Goal
Omit all images. Write out the rest of the material exactly.

*** Dataset excerpts

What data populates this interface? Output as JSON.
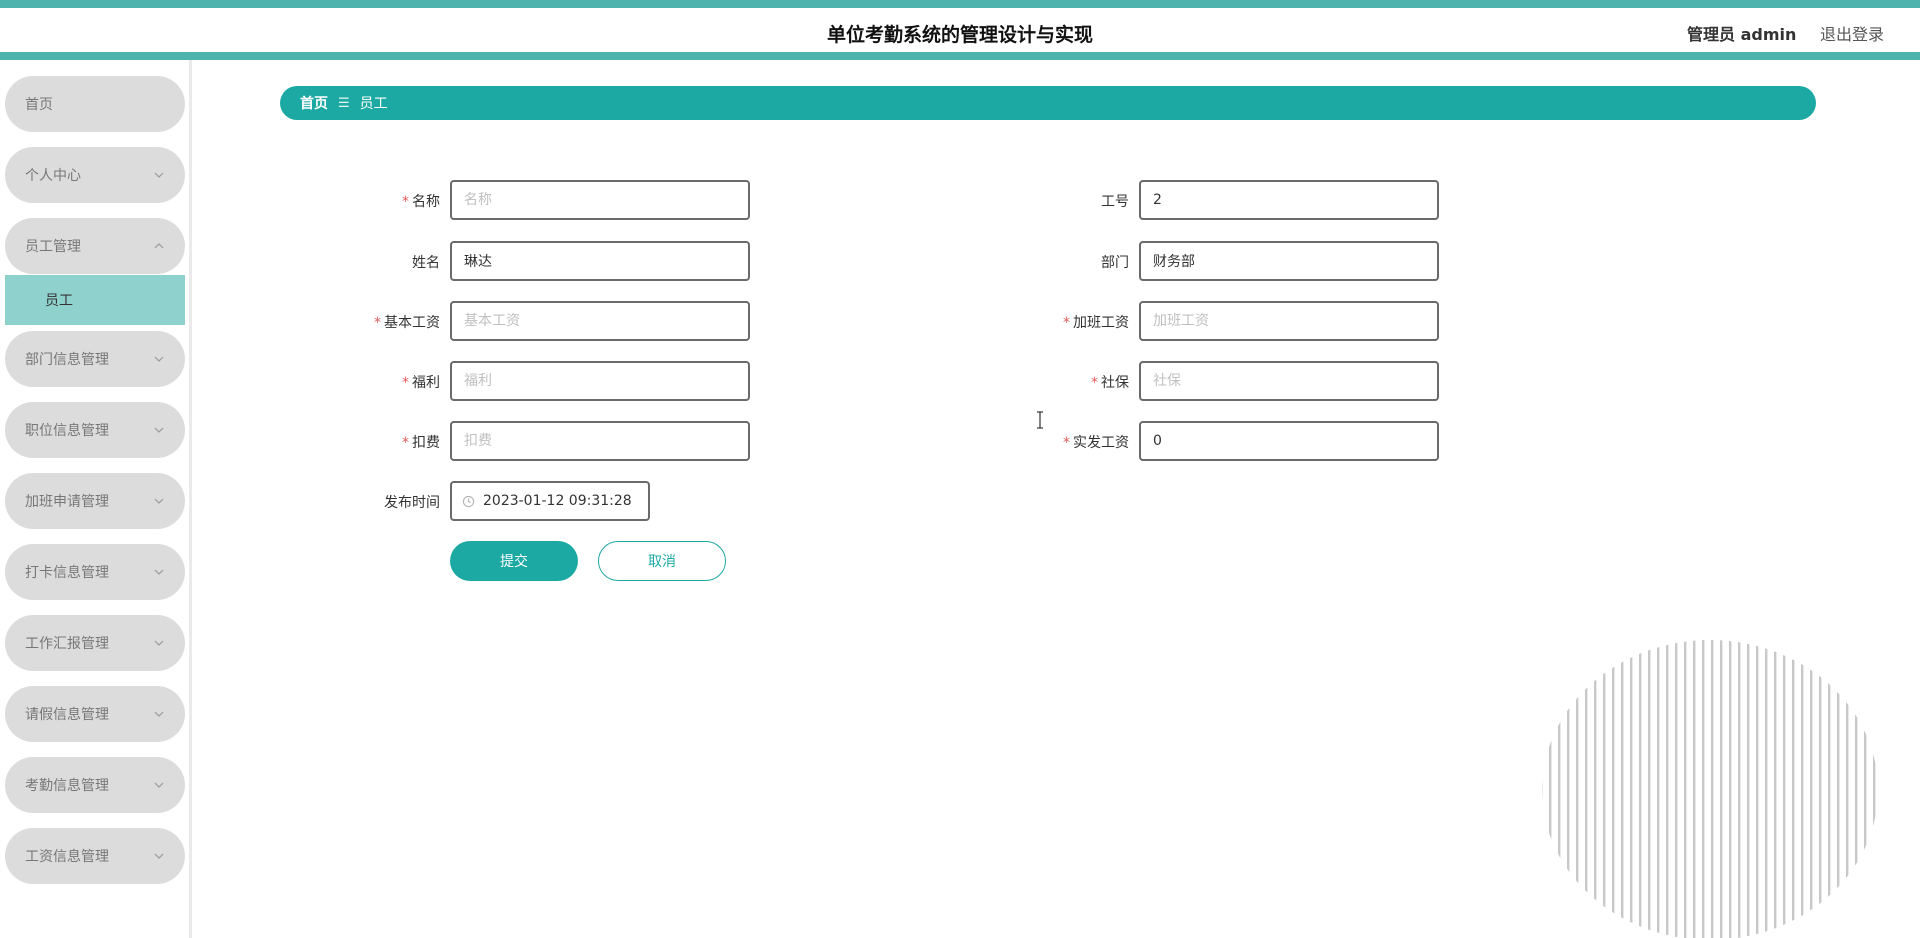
{
  "header": {
    "title": "单位考勤系统的管理设计与实现",
    "user_label": "管理员 admin",
    "logout_label": "退出登录"
  },
  "sidebar": {
    "items": [
      {
        "label": "首页",
        "chevron": "none"
      },
      {
        "label": "个人中心",
        "chevron": "down"
      },
      {
        "label": "员工管理",
        "chevron": "up",
        "expanded": true,
        "children": [
          {
            "label": "员工",
            "active": true
          }
        ]
      },
      {
        "label": "部门信息管理",
        "chevron": "down"
      },
      {
        "label": "职位信息管理",
        "chevron": "down"
      },
      {
        "label": "加班申请管理",
        "chevron": "down"
      },
      {
        "label": "打卡信息管理",
        "chevron": "down"
      },
      {
        "label": "工作汇报管理",
        "chevron": "down"
      },
      {
        "label": "请假信息管理",
        "chevron": "down"
      },
      {
        "label": "考勤信息管理",
        "chevron": "down"
      },
      {
        "label": "工资信息管理",
        "chevron": "down"
      }
    ]
  },
  "breadcrumb": {
    "home": "首页",
    "separator": "☰",
    "current": "员工"
  },
  "form": {
    "left_fields": [
      {
        "label": "名称",
        "required": true,
        "value": "",
        "placeholder": "名称"
      },
      {
        "label": "姓名",
        "required": false,
        "value": "琳达",
        "placeholder": "姓名"
      },
      {
        "label": "基本工资",
        "required": true,
        "value": "",
        "placeholder": "基本工资"
      },
      {
        "label": "福利",
        "required": true,
        "value": "",
        "placeholder": "福利"
      },
      {
        "label": "扣费",
        "required": true,
        "value": "",
        "placeholder": "扣费"
      }
    ],
    "right_fields": [
      {
        "label": "工号",
        "required": false,
        "value": "2",
        "placeholder": "工号"
      },
      {
        "label": "部门",
        "required": false,
        "value": "财务部",
        "placeholder": "部门"
      },
      {
        "label": "加班工资",
        "required": true,
        "value": "",
        "placeholder": "加班工资"
      },
      {
        "label": "社保",
        "required": true,
        "value": "",
        "placeholder": "社保"
      },
      {
        "label": "实发工资",
        "required": true,
        "value": "0",
        "placeholder": "实发工资"
      }
    ],
    "publish_time": {
      "label": "发布时间",
      "value": "2023-01-12 09:31:28"
    },
    "required_mark": "*",
    "submit_label": "提交",
    "cancel_label": "取消"
  },
  "colors": {
    "accent": "#1ca9a4",
    "header_strip": "#4db3ac",
    "menu_bg": "#dcdcdc",
    "submenu_active": "#8fd1cd",
    "required": "#e25b5b"
  },
  "icons": {
    "chevron": "chevron-icon",
    "clock": "clock-icon",
    "text_cursor": "text-cursor-icon"
  }
}
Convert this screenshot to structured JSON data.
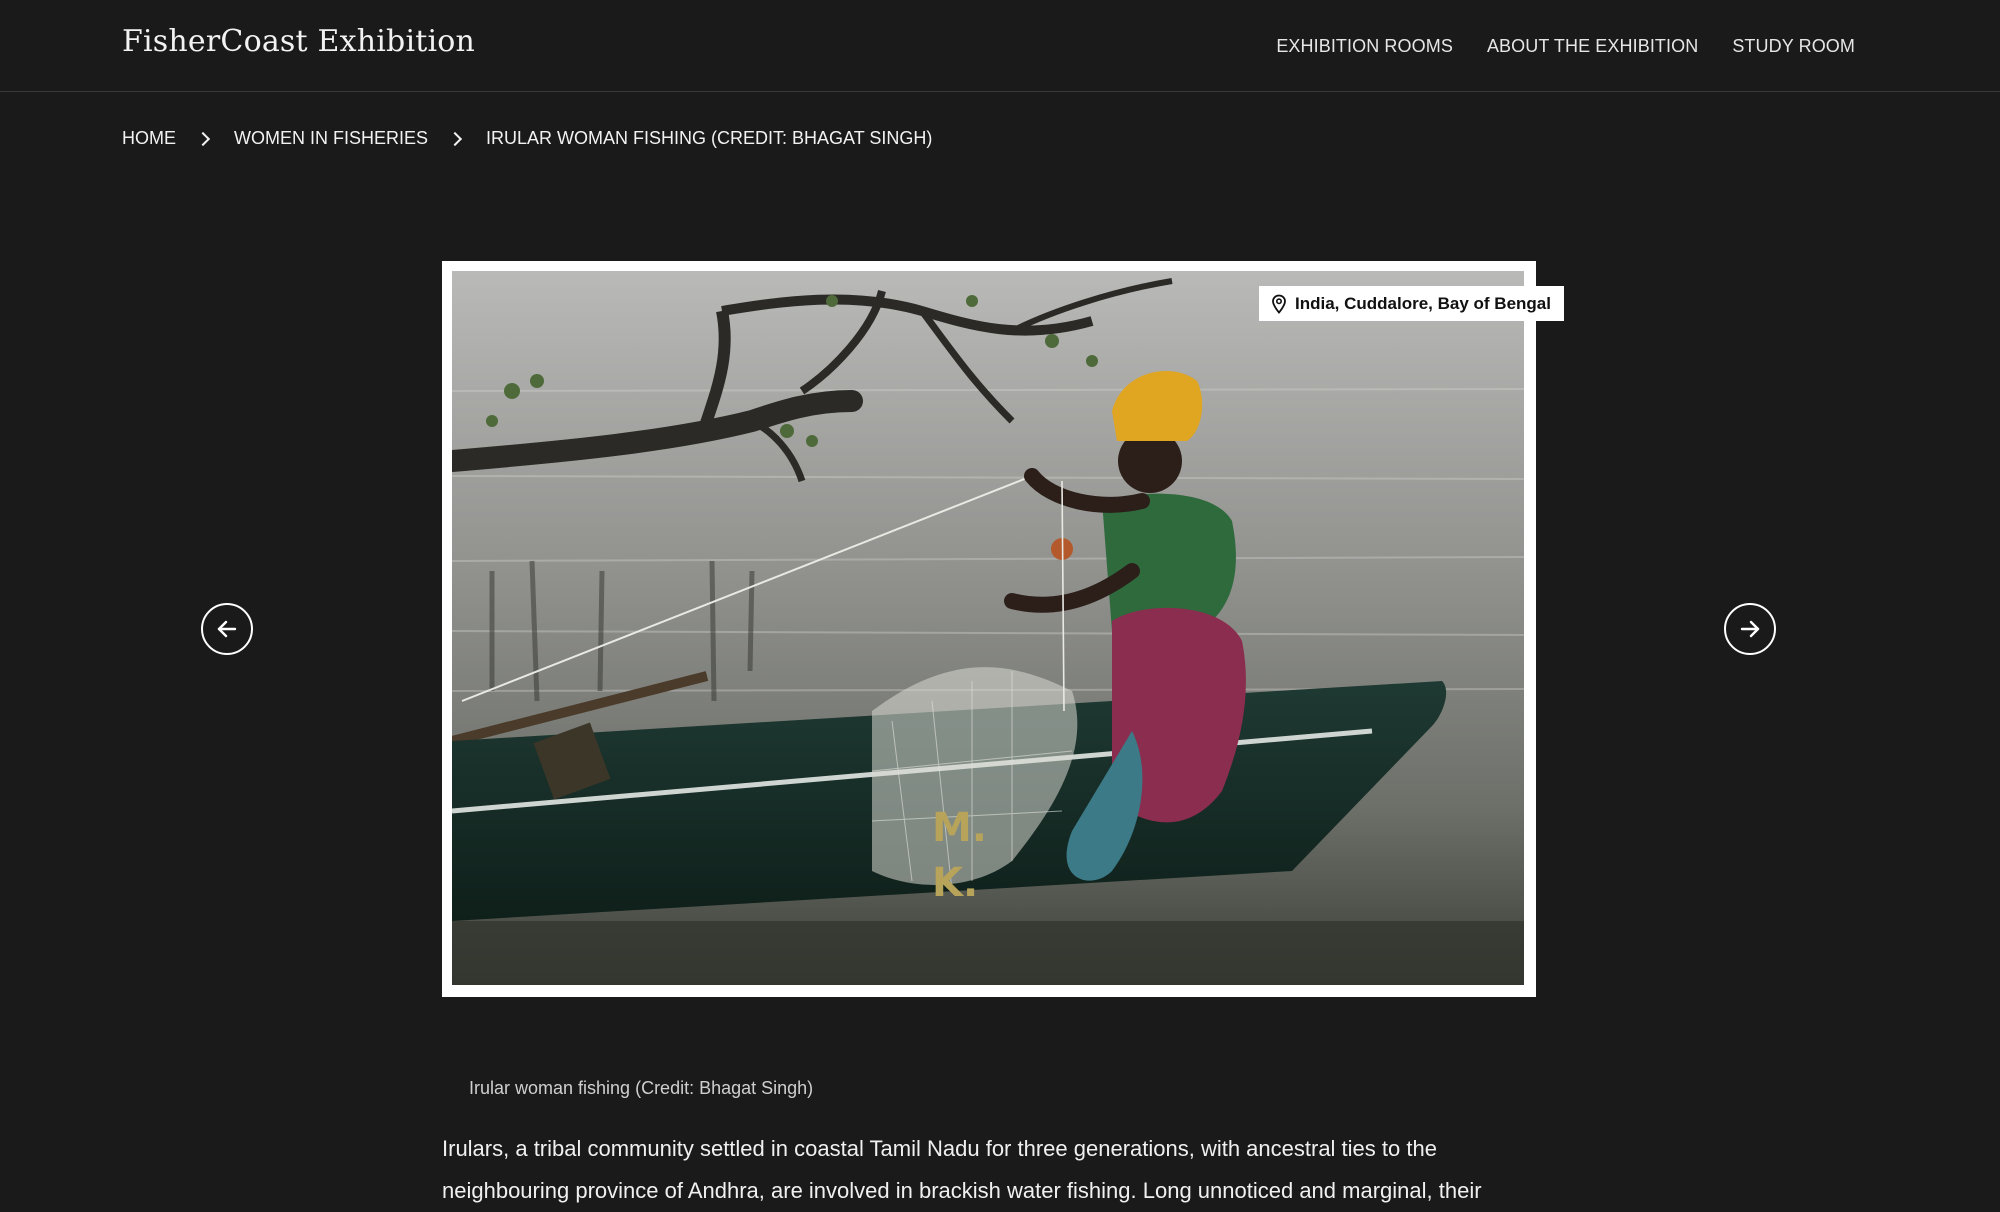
{
  "header": {
    "site_title": "FisherCoast Exhibition",
    "nav": [
      {
        "label": "EXHIBITION ROOMS"
      },
      {
        "label": "ABOUT THE EXHIBITION"
      },
      {
        "label": "STUDY ROOM"
      }
    ]
  },
  "breadcrumb": {
    "items": [
      {
        "label": "HOME"
      },
      {
        "label": "WOMEN IN FISHERIES"
      },
      {
        "label": "IRULAR WOMAN FISHING (CREDIT: BHAGAT SINGH)"
      }
    ]
  },
  "figure": {
    "location": "India, Cuddalore, Bay of Bengal",
    "caption": "Irular woman fishing (Credit: Bhagat Singh)",
    "image_icon": "photo-of-woman-fishing-from-boat"
  },
  "gallery": {
    "prev_icon": "arrow-left-icon",
    "next_icon": "arrow-right-icon"
  },
  "description": "Irulars, a tribal community settled in coastal Tamil Nadu for three generations, with ancestral ties to the neighbouring province of Andhra, are involved in brackish water fishing. Long unnoticed and marginal, their",
  "colors": {
    "background": "#1a1a1a",
    "text": "#ffffff",
    "frame": "#ffffff"
  }
}
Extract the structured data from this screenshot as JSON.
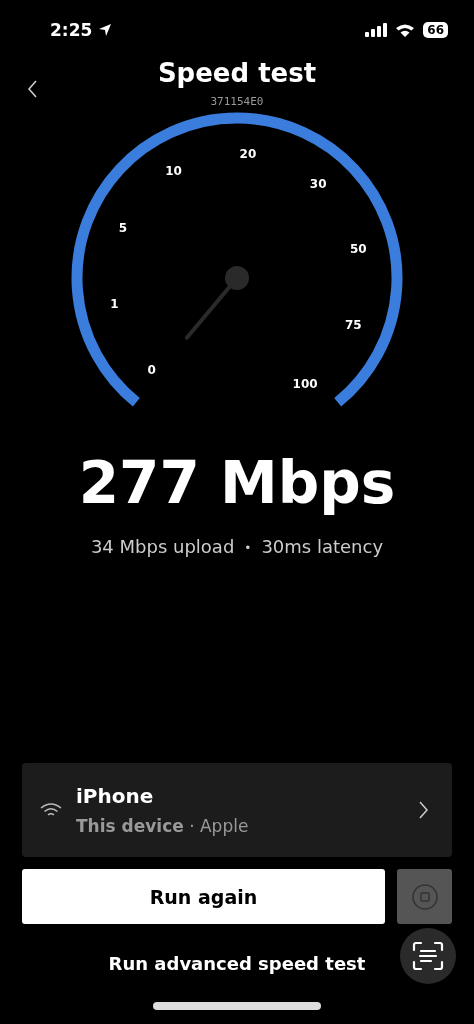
{
  "status_bar": {
    "time": "2:25",
    "battery": "66"
  },
  "header": {
    "title": "Speed test",
    "subtitle": "371154E0"
  },
  "gauge": {
    "ticks": [
      "0",
      "1",
      "5",
      "10",
      "20",
      "30",
      "50",
      "75",
      "100"
    ]
  },
  "result": {
    "speed": "277 Mbps",
    "upload": "34 Mbps upload",
    "separator": "•",
    "latency": "30ms latency"
  },
  "device": {
    "name": "iPhone",
    "detail_bold": "This device",
    "detail": "· Apple"
  },
  "buttons": {
    "run_again": "Run again",
    "advanced": "Run advanced speed test"
  }
}
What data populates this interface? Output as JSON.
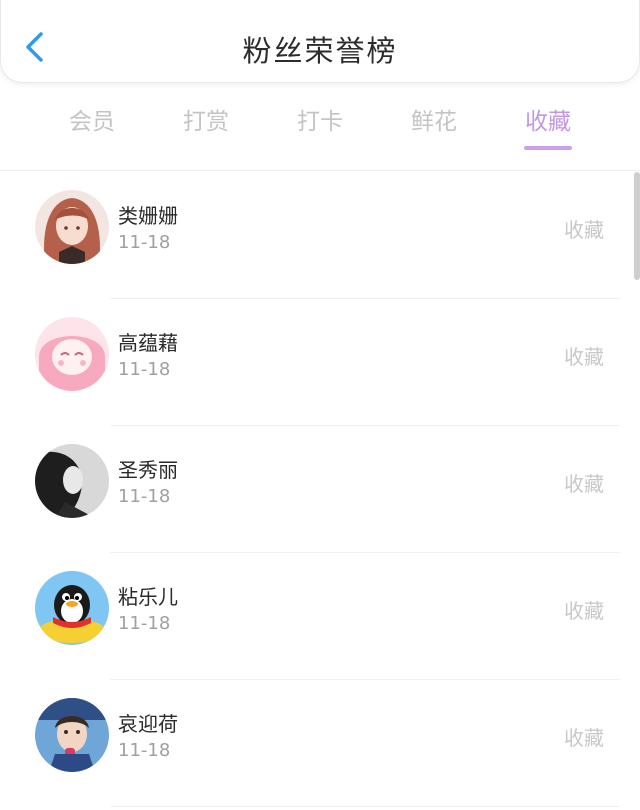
{
  "header": {
    "title": "粉丝荣誉榜",
    "back_icon": "chevron-left-icon"
  },
  "colors": {
    "accent": "#c397e4",
    "back_icon": "#2f9bea",
    "inactive_tab": "#c4c4c4"
  },
  "tabs": [
    {
      "label": "会员",
      "active": false
    },
    {
      "label": "打赏",
      "active": false
    },
    {
      "label": "打卡",
      "active": false
    },
    {
      "label": "鲜花",
      "active": false
    },
    {
      "label": "收藏",
      "active": true
    }
  ],
  "fans": [
    {
      "name": "类姗姗",
      "date": "11-18",
      "action": "收藏",
      "avatar": "anime-girl-avatar"
    },
    {
      "name": "高蕴藉",
      "date": "11-18",
      "action": "收藏",
      "avatar": "pink-anime-avatar"
    },
    {
      "name": "圣秀丽",
      "date": "11-18",
      "action": "收藏",
      "avatar": "bw-photo-avatar"
    },
    {
      "name": "粘乐儿",
      "date": "11-18",
      "action": "收藏",
      "avatar": "penguin-avatar"
    },
    {
      "name": "哀迎荷",
      "date": "11-18",
      "action": "收藏",
      "avatar": "child-photo-avatar"
    }
  ]
}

******

Solution
What data populates this interface? Output as JSON.
{
  "header": {
    "title": "单位考勤系统的管理设计与实现",
    "user_label": "管理员 admin",
    "logout_label": "退出登录"
  },
  "sidebar": {
    "items": [
      {
        "label": "首页",
        "chevron": "none"
      },
      {
        "label": "个人中心",
        "chevron": "down"
      },
      {
        "label": "员工管理",
        "chevron": "up",
        "expanded": true,
        "children": [
          {
            "label": "员工",
            "active": true
          }
        ]
      },
      {
        "label": "部门信息管理",
        "chevron": "down"
      },
      {
        "label": "职位信息管理",
        "chevron": "down"
      },
      {
        "label": "加班申请管理",
        "chevron": "down"
      },
      {
        "label": "打卡信息管理",
        "chevron": "down"
      },
      {
        "label": "工作汇报管理",
        "chevron": "down"
      },
      {
        "label": "请假信息管理",
        "chevron": "down"
      },
      {
        "label": "考勤信息管理",
        "chevron": "down"
      },
      {
        "label": "工资信息管理",
        "chevron": "down"
      }
    ]
  },
  "breadcrumb": {
    "home": "首页",
    "separator": "☰",
    "current": "员工"
  },
  "form": {
    "left_fields": [
      {
        "label": "名称",
        "required": true,
        "value": "",
        "placeholder": "名称"
      },
      {
        "label": "姓名",
        "required": false,
        "value": "琳达",
        "placeholder": "姓名"
      },
      {
        "label": "基本工资",
        "required": true,
        "value": "",
        "placeholder": "基本工资"
      },
      {
        "label": "福利",
        "required": true,
        "value": "",
        "placeholder": "福利"
      },
      {
        "label": "扣费",
        "required": true,
        "value": "",
        "placeholder": "扣费"
      }
    ],
    "right_fields": [
      {
        "label": "工号",
        "required": false,
        "value": "2",
        "placeholder": "工号"
      },
      {
        "label": "部门",
        "required": false,
        "value": "财务部",
        "placeholder": "部门"
      },
      {
        "label": "加班工资",
        "required": true,
        "value": "",
        "placeholder": "加班工资"
      },
      {
        "label": "社保",
        "required": true,
        "value": "",
        "placeholder": "社保"
      },
      {
        "label": "实发工资",
        "required": true,
        "value": "0",
        "placeholder": "实发工资"
      }
    ],
    "publish_time": {
      "label": "发布时间",
      "value": "2023-01-12 09:31:28"
    },
    "required_mark": "*",
    "submit_label": "提交",
    "cancel_label": "取消"
  },
  "colors": {
    "accent": "#1ca9a4",
    "header_strip": "#4db3ac",
    "menu_bg": "#dcdcdc",
    "submenu_active": "#8fd1cd",
    "required": "#e25b5b"
  },
  "icons": {
    "chevron": "chevron-icon",
    "clock": "clock-icon",
    "text_cursor": "text-cursor-icon"
  }
}
Convert this screenshot to structured JSON data.
{
  "header": {
    "site_title": "FisherCoast Exhibition",
    "nav": [
      {
        "label": "EXHIBITION ROOMS"
      },
      {
        "label": "ABOUT THE EXHIBITION"
      },
      {
        "label": "STUDY ROOM"
      }
    ]
  },
  "breadcrumb": {
    "items": [
      {
        "label": "HOME"
      },
      {
        "label": "WOMEN IN FISHERIES"
      },
      {
        "label": "IRULAR WOMAN FISHING (CREDIT: BHAGAT SINGH)"
      }
    ]
  },
  "figure": {
    "location": "India, Cuddalore, Bay of Bengal",
    "caption": "Irular woman fishing (Credit: Bhagat Singh)",
    "image_icon": "photo-of-woman-fishing-from-boat"
  },
  "gallery": {
    "prev_icon": "arrow-left-icon",
    "next_icon": "arrow-right-icon"
  },
  "description": "Irulars, a tribal community settled in coastal Tamil Nadu for three generations, with ancestral ties to the neighbouring province of Andhra, are involved in brackish water fishing. Long unnoticed and marginal, their",
  "colors": {
    "background": "#1a1a1a",
    "text": "#ffffff",
    "frame": "#ffffff"
  }
}
Extract the structured data from this screenshot as JSON.
{
  "status_bar": {
    "time": "2:25",
    "battery": "66"
  },
  "header": {
    "title": "Speed test",
    "subtitle": "371154E0"
  },
  "gauge": {
    "ticks": [
      "0",
      "1",
      "5",
      "10",
      "20",
      "30",
      "50",
      "75",
      "100"
    ]
  },
  "result": {
    "speed": "277 Mbps",
    "upload": "34 Mbps upload",
    "separator": "•",
    "latency": "30ms latency"
  },
  "device": {
    "name": "iPhone",
    "detail_bold": "This device",
    "detail": "· Apple"
  },
  "buttons": {
    "run_again": "Run again",
    "advanced": "Run advanced speed test"
  }
}
What data populates this interface? Output as JSON.
{
  "header": {
    "title": "粉丝荣誉榜",
    "back_icon": "chevron-left-icon"
  },
  "colors": {
    "accent": "#c397e4",
    "back_icon": "#2f9bea",
    "inactive_tab": "#c4c4c4"
  },
  "tabs": [
    {
      "label": "会员",
      "active": false
    },
    {
      "label": "打赏",
      "active": false
    },
    {
      "label": "打卡",
      "active": false
    },
    {
      "label": "鲜花",
      "active": false
    },
    {
      "label": "收藏",
      "active": true
    }
  ],
  "fans": [
    {
      "name": "类姗姗",
      "date": "11-18",
      "action": "收藏",
      "avatar": "anime-girl-avatar"
    },
    {
      "name": "高蕴藉",
      "date": "11-18",
      "action": "收藏",
      "avatar": "pink-anime-avatar"
    },
    {
      "name": "圣秀丽",
      "date": "11-18",
      "action": "收藏",
      "avatar": "bw-photo-avatar"
    },
    {
      "name": "粘乐儿",
      "date": "11-18",
      "action": "收藏",
      "avatar": "penguin-avatar"
    },
    {
      "name": "哀迎荷",
      "date": "11-18",
      "action": "收藏",
      "avatar": "child-photo-avatar"
    }
  ]
}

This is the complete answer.